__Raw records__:

□ □ □ □ □ □ □

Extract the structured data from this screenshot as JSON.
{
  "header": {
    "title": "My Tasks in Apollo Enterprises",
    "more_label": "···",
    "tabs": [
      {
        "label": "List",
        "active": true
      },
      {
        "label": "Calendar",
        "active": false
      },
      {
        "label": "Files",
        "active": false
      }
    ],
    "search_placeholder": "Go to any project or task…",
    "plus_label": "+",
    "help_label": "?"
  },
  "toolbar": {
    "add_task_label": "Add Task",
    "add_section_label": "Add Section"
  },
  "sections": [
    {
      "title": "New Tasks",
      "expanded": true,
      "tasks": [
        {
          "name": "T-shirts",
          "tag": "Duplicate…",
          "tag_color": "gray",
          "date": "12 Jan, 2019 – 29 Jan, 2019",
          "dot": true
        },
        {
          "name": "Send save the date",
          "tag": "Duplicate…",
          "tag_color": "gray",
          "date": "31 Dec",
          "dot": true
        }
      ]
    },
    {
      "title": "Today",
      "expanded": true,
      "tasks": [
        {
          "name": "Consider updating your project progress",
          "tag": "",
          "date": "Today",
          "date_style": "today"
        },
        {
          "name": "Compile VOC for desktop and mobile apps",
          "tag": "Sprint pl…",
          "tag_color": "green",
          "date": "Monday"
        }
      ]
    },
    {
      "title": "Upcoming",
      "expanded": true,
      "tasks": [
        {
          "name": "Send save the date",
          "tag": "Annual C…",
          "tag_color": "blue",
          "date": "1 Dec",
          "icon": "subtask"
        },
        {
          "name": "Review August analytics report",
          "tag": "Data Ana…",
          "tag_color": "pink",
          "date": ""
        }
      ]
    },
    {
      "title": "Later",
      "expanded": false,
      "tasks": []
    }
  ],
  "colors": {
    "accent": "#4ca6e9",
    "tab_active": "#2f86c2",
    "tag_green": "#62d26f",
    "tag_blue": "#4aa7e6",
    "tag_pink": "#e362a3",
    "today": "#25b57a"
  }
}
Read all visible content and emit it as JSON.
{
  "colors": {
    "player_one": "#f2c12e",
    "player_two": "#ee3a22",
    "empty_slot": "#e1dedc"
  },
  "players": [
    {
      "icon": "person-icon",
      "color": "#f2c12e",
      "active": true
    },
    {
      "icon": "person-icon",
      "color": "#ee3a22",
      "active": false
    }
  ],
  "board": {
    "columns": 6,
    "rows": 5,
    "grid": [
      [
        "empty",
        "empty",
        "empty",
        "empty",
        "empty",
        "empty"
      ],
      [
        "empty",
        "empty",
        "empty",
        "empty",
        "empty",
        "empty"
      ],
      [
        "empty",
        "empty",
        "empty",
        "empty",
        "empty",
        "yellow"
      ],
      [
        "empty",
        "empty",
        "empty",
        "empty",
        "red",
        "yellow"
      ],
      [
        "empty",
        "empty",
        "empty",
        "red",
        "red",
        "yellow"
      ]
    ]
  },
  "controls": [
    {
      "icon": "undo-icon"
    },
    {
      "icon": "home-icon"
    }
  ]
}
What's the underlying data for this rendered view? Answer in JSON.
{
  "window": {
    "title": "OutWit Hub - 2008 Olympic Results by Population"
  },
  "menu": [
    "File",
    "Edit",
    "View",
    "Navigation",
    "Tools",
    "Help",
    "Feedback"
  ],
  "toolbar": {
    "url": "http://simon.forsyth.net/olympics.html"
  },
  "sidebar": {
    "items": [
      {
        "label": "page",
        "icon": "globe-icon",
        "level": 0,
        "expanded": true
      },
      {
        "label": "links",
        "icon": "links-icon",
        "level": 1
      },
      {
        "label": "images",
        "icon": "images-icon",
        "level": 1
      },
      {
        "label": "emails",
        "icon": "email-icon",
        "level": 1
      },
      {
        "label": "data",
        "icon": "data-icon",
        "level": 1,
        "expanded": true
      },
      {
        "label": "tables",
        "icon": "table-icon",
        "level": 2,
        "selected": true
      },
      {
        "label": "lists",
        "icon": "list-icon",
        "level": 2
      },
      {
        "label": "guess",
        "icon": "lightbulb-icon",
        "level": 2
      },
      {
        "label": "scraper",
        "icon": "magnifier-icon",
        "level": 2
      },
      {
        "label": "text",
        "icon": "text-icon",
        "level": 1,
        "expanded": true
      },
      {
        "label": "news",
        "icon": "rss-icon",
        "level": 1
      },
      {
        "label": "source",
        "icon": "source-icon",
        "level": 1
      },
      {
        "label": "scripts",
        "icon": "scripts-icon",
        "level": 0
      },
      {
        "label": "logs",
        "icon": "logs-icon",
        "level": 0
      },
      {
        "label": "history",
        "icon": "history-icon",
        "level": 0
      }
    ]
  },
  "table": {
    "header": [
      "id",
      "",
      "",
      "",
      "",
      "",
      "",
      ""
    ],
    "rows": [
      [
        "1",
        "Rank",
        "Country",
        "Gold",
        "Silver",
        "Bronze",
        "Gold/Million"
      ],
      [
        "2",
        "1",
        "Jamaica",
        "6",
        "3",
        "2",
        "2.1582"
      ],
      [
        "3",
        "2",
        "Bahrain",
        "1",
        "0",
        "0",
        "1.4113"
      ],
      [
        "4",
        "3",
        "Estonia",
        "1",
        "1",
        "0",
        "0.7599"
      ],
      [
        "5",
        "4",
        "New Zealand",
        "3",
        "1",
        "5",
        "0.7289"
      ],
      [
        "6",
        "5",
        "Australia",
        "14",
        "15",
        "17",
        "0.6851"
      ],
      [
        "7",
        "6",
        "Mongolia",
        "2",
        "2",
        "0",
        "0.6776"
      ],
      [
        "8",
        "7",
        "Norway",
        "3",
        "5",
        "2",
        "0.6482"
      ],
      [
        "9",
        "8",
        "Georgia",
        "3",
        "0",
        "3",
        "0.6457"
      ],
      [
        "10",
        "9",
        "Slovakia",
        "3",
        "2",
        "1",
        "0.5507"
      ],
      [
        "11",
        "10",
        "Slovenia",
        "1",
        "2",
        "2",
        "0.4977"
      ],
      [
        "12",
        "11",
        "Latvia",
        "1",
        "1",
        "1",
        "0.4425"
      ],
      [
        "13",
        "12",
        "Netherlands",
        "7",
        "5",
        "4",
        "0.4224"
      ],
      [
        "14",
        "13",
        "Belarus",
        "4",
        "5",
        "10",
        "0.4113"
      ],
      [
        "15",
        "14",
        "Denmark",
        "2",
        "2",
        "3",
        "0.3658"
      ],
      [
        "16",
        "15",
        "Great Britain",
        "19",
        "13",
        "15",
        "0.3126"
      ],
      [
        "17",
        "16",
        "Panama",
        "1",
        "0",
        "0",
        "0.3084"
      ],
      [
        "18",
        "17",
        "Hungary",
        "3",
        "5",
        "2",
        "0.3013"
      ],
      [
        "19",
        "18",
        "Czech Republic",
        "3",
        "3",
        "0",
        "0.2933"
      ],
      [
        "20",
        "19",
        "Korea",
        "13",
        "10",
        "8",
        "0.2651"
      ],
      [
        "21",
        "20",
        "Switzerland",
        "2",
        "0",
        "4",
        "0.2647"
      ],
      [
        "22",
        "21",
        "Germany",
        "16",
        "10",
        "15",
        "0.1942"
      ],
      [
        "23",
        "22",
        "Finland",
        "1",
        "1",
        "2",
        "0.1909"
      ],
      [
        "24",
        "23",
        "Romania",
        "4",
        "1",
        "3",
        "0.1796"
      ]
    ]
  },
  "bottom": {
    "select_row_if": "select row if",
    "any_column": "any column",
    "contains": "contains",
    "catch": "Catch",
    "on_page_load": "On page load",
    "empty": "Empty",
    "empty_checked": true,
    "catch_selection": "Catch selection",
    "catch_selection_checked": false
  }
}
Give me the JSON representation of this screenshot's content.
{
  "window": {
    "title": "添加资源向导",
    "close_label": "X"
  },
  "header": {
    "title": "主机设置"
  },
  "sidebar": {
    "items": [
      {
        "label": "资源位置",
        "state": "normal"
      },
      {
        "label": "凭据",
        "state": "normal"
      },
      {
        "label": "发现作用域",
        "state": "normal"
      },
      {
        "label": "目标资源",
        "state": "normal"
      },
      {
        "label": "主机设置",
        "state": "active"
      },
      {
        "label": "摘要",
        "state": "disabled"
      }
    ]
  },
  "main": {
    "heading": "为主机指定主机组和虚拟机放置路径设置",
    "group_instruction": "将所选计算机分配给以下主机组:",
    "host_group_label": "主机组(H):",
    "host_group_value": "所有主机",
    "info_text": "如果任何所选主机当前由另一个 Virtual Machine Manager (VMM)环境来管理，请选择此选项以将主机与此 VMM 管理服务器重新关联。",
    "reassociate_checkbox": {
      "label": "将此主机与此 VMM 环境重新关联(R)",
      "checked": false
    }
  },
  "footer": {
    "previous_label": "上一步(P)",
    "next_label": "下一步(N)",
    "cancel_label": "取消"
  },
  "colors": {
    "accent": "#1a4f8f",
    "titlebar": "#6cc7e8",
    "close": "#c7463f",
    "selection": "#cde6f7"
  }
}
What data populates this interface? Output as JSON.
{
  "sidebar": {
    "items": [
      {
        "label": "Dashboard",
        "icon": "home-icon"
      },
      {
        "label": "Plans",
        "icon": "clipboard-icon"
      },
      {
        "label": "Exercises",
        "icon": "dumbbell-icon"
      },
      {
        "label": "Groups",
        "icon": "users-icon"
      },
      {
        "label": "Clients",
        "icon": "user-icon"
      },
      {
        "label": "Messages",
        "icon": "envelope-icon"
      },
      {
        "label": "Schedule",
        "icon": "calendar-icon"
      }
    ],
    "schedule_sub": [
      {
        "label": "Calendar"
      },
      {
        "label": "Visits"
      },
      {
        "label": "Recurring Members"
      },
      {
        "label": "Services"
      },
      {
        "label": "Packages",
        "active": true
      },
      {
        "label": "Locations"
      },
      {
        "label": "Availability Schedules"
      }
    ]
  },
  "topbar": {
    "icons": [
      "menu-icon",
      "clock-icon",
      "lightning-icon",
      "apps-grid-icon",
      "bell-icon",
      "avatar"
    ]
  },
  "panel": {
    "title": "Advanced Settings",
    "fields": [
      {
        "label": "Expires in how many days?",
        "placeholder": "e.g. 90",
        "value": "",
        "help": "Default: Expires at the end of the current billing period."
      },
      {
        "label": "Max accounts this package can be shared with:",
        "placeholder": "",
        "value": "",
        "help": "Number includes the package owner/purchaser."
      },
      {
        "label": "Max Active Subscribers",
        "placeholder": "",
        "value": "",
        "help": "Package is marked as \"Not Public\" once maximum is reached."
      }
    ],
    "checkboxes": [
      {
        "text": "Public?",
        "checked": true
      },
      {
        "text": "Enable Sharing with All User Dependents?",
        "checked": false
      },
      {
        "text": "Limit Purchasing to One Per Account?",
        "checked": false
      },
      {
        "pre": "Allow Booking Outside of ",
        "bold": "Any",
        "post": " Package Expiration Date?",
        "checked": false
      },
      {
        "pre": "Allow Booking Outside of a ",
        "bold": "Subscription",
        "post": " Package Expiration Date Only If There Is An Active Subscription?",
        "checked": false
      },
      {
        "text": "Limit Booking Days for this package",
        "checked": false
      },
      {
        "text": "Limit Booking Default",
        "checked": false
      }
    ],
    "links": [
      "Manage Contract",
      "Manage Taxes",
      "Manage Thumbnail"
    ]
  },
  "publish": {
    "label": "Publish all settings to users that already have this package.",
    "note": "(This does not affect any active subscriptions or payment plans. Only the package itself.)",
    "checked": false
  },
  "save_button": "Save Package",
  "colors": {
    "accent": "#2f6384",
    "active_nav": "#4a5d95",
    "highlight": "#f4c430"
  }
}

□ □ □ □ □ □ □

__Description of the task__:
Gather every line from the listing above in which the word "post" appears.

__Response to the exercise__:
        "post": " Package Expiration Date?",
        "post": " Package Expiration Date Only If There Is An Active Subscription?",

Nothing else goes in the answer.